Your instructions: Who cofounded ANSIRH, and in what year, according to the March 2022 newsletter below?

Provided passage:
March 2022 | View as Webpage
March 2022 | Motivated by the increasing politicization of reproductive health issues in American society, Felicia Stewart, MD, and Tracy Weitz, PhD, MPA, cofounded ANSIRH in 2002 to create research evidence that could inform reproductive health policies, practices, and culture.

Twenty years later, ANSIRH is a leading voice for science in the most pressing debates on reproductive health, rights, and justice. Our 20th anniversary is a moment to mark the milestones we’ve achieved with you, our community. These achievements include contributing research that expanded abortion care in California, providing research and evidence in pivotal court cases against laws that restrict abortion access, and publishing landmark studies like the Turnaway Study. It is also a moment to renew our commitment to reproductive health research for the next 20 years.
As the conflict over abortion in the U.S. increases, ANSIRH has a critical role to play in documenting and studying this moment. Also, as many attacks on abortion access are based in misinformation and fallacies, we have a role in reminding decision-makers of the powerful research showing that abortion is a necessary part of healthcare for all people. In this moment, we have a responsibility to develop and test new strategies to expand access to care where possible.

Our first newsletter of 2022 kicks off our 20th anniversary with a commemorative logo (check out our website too!) and outlines ANSIRH’s latest contributions to reproductive health science. If you find this resource useful, please share widely with colleagues and friends.
Study shows in-person ultrasound requirements to establish gestational duration are "not universally necessary"
A new study authored by ANSIRH’s Lauren Ralph, PhD, MPH; Katherine Ehrenreich, MSc; M. Antonia Biggs, PhD; Natalie Morris, MPH; Daniel Grossman, MD; and collaborators, asked people seeking abortion a series of questions about how far along they thought they were in pregnancy. Researchers then compared their responses to their gestational duration on ultrasound. They found that broadening the screening questions beyond just the date of the last menstrual period resulted in improved accuracy of self-assessment in pregnancy duration. These findings suggest that policies requiring in-person ultrasound before providing medication abortion are not necessary. Read more. For a quick overview of this study, watch this three-minute video.

Provided information:
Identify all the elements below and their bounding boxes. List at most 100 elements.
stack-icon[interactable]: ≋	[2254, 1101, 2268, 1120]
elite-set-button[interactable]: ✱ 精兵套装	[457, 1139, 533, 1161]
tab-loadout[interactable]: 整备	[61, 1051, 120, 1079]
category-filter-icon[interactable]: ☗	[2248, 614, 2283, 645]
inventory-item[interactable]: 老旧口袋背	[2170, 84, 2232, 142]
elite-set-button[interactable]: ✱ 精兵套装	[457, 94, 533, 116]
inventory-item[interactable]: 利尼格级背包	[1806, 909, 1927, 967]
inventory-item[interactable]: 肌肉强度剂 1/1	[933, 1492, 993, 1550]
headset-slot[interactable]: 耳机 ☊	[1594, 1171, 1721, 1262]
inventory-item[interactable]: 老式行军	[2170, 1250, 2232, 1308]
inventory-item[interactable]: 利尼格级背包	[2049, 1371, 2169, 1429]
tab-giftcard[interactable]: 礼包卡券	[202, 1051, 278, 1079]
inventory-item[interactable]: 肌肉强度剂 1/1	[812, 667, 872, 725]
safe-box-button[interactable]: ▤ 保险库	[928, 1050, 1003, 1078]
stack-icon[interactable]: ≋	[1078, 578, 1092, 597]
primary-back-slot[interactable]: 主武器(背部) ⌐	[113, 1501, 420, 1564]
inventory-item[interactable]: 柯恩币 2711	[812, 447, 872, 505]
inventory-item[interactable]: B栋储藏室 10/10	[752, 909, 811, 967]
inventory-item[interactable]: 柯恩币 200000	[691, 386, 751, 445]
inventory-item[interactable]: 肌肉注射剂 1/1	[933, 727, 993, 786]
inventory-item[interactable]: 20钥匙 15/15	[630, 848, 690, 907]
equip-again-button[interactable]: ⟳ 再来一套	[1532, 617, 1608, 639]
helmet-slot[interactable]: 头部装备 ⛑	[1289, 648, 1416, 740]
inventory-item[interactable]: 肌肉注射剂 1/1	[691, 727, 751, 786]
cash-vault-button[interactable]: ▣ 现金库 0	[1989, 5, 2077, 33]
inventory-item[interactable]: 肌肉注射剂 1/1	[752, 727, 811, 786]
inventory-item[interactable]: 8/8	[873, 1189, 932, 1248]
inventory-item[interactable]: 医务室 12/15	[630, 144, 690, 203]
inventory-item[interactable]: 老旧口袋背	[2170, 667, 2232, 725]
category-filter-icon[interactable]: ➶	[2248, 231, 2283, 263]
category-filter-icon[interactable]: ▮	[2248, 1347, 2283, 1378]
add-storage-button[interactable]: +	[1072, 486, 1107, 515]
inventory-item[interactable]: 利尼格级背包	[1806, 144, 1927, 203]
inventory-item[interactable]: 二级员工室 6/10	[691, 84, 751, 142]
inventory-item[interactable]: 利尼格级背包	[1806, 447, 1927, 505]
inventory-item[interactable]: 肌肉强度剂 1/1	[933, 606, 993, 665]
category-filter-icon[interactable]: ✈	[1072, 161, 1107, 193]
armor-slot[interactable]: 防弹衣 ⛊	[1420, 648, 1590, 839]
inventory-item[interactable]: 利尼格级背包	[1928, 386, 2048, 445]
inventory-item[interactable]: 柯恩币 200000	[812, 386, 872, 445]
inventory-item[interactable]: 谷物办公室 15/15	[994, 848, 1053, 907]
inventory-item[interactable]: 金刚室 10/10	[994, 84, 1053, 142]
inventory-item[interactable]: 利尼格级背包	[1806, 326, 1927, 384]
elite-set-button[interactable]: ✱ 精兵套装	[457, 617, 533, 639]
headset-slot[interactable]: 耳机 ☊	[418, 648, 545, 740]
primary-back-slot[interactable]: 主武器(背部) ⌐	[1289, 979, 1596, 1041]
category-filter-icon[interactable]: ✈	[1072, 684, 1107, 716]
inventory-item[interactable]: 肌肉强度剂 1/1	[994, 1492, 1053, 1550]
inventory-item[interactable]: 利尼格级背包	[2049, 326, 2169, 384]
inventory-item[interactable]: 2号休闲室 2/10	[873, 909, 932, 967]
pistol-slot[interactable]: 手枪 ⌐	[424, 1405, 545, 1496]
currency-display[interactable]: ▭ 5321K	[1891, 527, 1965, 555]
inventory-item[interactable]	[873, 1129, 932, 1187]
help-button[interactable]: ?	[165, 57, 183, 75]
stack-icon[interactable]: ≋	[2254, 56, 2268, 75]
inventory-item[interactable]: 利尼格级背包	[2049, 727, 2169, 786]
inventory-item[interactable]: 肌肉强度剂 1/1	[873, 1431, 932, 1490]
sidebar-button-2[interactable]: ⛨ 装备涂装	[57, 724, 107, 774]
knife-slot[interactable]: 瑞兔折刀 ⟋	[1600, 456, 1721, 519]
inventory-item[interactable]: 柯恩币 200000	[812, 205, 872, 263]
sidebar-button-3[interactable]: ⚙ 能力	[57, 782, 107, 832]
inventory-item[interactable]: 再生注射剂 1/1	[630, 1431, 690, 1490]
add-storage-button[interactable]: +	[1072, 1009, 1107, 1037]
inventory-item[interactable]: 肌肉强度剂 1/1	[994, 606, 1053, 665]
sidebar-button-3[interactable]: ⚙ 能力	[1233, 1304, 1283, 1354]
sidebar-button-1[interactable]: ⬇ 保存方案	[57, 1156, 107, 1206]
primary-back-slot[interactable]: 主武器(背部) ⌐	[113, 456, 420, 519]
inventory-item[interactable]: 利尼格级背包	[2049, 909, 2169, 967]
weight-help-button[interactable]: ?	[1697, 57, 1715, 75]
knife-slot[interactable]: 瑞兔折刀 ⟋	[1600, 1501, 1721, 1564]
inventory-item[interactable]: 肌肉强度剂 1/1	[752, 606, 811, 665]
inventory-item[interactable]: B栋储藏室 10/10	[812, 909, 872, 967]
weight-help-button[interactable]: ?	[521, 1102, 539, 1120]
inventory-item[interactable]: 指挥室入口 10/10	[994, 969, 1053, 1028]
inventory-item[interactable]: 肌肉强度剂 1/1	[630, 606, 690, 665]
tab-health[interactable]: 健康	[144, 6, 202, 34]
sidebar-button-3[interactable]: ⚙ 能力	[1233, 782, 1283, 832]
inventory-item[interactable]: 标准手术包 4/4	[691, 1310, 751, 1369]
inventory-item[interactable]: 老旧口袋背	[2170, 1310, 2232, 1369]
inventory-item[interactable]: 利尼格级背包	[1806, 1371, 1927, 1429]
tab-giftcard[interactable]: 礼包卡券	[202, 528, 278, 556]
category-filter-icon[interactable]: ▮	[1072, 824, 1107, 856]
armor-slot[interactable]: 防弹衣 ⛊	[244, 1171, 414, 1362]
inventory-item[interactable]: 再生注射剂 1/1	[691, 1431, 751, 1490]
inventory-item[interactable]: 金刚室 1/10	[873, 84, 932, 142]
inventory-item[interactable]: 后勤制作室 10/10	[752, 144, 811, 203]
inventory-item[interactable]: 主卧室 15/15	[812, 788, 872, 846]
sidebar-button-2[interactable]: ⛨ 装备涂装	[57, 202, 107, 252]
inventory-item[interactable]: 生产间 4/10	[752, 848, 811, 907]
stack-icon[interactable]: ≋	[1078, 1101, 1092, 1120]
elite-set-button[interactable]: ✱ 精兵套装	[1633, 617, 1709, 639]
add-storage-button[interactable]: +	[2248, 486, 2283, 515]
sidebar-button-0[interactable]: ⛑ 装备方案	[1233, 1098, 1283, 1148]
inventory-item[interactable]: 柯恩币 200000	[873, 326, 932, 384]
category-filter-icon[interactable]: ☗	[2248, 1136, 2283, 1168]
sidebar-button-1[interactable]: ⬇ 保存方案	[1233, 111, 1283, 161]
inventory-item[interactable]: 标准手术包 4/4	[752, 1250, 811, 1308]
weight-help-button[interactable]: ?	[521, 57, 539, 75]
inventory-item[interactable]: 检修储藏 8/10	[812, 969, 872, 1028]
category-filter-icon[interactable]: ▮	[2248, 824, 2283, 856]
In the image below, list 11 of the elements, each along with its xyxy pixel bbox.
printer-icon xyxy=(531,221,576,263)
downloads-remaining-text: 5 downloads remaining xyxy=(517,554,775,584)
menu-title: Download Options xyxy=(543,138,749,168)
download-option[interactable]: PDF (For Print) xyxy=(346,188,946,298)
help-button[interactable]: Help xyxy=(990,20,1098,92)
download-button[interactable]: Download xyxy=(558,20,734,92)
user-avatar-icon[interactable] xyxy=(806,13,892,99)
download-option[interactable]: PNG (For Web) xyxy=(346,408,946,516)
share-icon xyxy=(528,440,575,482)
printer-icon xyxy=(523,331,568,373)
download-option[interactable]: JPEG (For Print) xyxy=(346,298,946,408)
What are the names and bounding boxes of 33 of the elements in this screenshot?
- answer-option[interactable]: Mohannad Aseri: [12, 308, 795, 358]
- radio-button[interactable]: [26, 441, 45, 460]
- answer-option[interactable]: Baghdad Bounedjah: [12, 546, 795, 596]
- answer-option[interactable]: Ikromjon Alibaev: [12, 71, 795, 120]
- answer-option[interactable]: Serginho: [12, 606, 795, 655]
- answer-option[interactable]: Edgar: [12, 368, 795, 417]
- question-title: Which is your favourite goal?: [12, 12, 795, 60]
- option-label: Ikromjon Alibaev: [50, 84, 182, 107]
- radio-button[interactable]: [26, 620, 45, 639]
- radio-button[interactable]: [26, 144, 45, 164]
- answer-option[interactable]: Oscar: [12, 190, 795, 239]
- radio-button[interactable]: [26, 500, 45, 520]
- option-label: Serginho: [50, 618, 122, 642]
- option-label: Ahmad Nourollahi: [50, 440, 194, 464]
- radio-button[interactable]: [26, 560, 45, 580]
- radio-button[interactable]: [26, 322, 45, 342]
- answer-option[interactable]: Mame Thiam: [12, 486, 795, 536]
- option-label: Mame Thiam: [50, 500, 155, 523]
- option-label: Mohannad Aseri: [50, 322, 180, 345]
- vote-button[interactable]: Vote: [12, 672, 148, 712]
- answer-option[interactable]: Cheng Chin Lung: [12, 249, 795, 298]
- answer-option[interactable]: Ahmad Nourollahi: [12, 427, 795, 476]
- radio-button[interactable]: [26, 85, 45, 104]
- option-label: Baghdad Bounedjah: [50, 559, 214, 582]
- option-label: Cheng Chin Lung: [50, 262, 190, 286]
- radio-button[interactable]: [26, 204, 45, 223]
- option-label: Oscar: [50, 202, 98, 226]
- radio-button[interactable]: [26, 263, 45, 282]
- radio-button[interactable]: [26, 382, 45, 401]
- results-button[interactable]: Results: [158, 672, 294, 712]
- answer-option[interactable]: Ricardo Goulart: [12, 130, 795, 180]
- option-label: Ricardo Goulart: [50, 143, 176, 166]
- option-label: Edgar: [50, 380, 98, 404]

Exercise response: Felicia Stewart, MD, and Tracy Weitz, PhD, MPA, cofounded ANSIRH in 2002.